(Stored data)
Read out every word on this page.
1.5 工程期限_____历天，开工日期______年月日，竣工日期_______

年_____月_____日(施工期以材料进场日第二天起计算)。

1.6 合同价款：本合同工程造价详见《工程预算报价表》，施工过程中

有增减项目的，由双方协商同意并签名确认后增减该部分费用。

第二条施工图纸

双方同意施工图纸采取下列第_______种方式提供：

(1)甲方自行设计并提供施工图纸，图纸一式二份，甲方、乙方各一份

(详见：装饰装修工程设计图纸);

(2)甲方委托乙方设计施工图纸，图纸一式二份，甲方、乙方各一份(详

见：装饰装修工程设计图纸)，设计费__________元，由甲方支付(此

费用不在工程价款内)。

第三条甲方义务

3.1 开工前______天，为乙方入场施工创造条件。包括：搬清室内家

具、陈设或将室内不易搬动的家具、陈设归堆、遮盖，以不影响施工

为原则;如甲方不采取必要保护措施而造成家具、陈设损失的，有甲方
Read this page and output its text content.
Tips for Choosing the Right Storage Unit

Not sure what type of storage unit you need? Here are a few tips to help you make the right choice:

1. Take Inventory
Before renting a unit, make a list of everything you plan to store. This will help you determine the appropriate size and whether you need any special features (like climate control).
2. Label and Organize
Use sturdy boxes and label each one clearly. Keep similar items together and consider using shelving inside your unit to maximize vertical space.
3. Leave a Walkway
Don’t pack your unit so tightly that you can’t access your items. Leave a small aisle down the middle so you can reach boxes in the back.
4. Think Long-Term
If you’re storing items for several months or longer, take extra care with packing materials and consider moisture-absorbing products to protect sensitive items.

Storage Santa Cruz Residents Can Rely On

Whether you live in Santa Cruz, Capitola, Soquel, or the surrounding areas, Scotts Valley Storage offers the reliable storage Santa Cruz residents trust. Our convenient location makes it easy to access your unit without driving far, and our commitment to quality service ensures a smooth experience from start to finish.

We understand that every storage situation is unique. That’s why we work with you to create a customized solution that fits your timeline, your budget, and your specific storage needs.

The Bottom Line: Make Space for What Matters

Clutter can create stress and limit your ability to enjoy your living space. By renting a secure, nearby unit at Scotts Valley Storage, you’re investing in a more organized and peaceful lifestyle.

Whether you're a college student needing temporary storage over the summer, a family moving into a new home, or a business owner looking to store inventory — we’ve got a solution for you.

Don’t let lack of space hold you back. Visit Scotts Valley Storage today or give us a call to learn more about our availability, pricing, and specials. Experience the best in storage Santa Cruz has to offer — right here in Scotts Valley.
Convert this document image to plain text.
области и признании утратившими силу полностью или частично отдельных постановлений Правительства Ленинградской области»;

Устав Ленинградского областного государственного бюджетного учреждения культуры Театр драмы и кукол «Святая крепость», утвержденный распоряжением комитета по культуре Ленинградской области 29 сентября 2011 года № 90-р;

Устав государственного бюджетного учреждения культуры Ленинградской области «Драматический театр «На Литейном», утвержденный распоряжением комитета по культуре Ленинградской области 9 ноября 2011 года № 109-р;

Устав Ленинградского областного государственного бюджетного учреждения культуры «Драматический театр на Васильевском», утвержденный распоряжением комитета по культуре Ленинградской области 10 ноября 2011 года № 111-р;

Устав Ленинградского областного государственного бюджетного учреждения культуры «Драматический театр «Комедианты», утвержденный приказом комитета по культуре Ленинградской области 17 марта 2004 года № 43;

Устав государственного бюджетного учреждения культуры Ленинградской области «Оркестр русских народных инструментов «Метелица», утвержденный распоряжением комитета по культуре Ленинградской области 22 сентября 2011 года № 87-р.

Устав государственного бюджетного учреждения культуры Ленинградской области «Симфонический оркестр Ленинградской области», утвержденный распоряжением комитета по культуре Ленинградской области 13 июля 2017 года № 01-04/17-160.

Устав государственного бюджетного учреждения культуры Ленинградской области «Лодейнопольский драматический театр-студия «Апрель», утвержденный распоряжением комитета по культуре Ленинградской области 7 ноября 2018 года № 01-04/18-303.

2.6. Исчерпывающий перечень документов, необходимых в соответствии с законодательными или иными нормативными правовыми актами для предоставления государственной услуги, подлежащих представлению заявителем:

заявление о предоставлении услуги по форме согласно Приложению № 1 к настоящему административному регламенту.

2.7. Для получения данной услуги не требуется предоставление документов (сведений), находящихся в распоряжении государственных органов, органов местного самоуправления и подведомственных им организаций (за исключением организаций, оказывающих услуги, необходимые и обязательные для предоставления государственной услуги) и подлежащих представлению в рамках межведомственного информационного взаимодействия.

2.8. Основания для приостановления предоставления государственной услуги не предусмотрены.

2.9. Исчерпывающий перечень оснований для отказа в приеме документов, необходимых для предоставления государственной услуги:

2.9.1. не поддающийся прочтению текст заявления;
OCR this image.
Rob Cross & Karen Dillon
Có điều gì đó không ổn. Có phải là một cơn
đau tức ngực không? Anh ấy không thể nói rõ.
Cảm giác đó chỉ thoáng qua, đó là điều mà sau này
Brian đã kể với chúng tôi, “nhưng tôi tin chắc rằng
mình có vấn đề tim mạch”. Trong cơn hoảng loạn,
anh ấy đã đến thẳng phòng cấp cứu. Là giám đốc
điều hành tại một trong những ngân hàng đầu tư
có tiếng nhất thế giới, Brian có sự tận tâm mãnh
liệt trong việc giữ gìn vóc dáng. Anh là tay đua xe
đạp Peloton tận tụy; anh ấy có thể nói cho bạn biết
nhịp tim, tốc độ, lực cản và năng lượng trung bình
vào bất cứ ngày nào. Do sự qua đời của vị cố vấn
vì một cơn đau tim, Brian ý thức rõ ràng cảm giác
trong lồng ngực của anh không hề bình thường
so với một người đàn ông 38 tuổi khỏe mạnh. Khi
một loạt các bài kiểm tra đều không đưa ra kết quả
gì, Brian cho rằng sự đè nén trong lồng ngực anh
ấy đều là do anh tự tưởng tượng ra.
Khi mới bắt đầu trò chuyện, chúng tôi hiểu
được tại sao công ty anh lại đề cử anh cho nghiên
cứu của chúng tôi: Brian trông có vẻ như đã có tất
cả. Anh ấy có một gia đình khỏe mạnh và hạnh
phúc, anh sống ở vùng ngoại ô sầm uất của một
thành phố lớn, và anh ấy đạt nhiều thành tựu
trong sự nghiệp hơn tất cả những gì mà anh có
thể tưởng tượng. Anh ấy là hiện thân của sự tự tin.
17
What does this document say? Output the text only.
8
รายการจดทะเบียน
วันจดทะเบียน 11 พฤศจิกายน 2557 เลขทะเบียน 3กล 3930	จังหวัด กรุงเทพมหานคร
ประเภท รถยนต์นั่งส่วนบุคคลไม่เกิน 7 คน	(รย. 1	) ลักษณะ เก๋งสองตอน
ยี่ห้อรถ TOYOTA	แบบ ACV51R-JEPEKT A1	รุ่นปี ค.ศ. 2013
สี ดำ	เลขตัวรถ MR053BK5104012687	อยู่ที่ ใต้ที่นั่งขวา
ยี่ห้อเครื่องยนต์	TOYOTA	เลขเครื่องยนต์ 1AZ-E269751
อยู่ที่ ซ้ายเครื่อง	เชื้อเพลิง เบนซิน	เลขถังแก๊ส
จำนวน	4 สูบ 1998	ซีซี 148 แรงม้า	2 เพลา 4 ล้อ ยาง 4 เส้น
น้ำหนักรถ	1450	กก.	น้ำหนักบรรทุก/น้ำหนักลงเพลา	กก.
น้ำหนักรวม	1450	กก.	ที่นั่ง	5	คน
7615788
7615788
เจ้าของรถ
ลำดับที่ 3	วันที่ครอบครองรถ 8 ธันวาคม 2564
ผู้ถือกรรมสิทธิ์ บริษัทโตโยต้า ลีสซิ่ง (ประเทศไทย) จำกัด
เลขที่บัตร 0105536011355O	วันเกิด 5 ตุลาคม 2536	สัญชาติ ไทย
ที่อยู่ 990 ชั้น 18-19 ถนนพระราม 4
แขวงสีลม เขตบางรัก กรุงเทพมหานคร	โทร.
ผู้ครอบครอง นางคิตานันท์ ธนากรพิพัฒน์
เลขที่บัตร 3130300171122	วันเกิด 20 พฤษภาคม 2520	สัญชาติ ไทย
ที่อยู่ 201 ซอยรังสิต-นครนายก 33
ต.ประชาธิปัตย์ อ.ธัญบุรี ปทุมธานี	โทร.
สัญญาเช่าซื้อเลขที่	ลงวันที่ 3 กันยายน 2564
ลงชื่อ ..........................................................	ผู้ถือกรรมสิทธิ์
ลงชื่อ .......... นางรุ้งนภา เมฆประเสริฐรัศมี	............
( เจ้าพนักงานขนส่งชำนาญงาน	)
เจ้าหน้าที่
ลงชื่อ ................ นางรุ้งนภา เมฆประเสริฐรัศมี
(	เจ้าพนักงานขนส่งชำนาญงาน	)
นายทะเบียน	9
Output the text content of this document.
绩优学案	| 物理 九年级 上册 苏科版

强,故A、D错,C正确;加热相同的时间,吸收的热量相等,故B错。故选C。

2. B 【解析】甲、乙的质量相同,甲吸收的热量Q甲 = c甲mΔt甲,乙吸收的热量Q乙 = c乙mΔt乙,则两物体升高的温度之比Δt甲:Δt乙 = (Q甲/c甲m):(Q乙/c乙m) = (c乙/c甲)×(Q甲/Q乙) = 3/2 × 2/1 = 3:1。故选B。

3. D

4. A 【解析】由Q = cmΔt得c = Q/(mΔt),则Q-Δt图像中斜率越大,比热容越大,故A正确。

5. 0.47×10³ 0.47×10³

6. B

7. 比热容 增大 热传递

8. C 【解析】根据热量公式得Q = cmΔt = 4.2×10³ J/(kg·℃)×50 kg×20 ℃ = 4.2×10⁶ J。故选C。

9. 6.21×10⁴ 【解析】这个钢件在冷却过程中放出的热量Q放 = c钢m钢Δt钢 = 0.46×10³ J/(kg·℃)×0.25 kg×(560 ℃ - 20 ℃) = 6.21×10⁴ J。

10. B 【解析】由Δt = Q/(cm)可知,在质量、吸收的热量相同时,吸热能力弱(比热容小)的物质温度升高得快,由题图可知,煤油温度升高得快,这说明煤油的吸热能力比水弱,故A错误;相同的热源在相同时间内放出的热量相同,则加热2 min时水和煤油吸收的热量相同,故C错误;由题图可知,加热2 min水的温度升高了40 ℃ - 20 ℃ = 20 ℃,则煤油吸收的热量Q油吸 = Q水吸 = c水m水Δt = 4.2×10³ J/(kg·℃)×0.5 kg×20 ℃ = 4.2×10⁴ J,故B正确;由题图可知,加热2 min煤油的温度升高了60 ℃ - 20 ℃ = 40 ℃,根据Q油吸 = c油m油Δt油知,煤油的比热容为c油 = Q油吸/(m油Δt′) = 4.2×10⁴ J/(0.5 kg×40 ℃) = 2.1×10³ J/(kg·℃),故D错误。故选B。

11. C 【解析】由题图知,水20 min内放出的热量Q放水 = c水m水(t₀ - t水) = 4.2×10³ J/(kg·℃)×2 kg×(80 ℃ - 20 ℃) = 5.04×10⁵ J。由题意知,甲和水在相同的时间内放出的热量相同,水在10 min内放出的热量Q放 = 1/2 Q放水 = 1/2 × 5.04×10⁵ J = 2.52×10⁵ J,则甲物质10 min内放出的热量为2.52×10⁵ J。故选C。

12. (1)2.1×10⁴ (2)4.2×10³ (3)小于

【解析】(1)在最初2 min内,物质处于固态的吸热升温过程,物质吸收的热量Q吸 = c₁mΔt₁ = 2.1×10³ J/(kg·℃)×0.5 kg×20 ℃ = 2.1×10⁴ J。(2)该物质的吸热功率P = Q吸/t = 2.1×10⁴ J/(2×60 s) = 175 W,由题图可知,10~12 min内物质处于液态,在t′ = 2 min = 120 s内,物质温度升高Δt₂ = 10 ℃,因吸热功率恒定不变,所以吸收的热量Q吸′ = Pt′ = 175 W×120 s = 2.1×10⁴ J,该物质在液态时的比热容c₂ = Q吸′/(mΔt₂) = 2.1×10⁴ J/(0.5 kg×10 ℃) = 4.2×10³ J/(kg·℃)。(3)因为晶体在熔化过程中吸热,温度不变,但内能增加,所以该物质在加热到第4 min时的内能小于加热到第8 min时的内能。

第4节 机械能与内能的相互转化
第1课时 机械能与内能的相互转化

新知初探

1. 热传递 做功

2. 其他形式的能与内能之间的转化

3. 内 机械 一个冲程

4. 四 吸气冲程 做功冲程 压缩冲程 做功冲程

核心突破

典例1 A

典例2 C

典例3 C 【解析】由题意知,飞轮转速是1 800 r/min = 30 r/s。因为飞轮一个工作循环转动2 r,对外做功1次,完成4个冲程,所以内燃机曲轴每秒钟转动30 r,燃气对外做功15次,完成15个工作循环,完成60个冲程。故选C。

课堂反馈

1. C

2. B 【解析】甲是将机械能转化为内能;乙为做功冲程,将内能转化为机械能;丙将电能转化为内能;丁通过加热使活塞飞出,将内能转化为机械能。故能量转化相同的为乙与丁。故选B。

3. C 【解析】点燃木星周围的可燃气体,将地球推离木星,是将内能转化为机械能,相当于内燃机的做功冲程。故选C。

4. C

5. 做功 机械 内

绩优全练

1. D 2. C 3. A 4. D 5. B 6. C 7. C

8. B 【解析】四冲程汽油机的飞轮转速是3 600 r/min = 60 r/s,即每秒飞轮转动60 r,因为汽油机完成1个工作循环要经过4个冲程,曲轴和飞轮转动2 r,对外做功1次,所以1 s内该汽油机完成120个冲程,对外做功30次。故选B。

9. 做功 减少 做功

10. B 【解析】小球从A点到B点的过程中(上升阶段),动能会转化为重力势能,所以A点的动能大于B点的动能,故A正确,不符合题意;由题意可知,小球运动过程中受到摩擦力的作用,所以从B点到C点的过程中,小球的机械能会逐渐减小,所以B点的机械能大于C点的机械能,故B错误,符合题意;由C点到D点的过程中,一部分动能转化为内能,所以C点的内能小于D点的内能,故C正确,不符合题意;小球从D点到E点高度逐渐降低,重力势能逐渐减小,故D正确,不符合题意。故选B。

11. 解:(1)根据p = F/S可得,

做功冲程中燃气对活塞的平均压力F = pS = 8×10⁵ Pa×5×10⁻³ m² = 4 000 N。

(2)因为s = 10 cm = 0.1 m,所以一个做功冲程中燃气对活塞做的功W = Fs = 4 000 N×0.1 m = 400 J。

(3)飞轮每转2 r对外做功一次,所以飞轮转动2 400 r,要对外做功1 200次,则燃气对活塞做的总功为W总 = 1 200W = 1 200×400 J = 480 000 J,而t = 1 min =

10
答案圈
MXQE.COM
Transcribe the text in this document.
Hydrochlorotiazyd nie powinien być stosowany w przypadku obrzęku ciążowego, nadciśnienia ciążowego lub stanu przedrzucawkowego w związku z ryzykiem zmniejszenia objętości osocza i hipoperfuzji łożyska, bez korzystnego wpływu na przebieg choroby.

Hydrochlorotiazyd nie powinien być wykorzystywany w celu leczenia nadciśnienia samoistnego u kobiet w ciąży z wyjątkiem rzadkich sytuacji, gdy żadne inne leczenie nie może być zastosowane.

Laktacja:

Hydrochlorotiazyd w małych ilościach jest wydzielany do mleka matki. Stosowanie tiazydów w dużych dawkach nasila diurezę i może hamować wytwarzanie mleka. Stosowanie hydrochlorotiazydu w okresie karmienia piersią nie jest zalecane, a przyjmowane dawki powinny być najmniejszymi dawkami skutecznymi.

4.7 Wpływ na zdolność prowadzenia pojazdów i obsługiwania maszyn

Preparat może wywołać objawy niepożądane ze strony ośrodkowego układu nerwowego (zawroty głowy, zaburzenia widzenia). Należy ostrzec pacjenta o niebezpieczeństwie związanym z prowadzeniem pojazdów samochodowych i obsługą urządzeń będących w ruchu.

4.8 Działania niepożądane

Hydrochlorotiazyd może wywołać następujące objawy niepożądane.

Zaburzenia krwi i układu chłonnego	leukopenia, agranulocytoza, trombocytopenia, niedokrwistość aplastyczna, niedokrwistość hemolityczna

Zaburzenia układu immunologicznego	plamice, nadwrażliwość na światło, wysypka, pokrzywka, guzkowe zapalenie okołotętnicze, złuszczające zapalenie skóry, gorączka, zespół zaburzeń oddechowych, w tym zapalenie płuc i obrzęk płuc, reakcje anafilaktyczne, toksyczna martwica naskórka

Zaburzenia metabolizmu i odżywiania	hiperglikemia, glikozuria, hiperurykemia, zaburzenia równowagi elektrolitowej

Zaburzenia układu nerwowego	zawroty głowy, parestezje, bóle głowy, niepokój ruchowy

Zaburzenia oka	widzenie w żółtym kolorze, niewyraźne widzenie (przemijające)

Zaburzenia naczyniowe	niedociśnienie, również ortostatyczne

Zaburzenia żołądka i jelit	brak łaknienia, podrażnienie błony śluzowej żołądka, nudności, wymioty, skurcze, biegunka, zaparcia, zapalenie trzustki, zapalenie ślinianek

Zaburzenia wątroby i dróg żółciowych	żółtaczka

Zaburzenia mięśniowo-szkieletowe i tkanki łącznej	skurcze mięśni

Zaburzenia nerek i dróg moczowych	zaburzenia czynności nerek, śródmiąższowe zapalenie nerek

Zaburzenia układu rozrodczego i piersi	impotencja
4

_What is being asked_. Find the string "необходимых" in the records, then copy each line where it occurs.

_In response_.
2.6. Исчерпывающий перечень документов, необходимых в соответствии с законодательными или иными нормативными правовыми актами для предоставления государственной услуги, подлежащих представлению заявителем:
2.9. Исчерпывающий перечень оснований для отказа в приеме документов, необходимых для предоставления государственной услуги:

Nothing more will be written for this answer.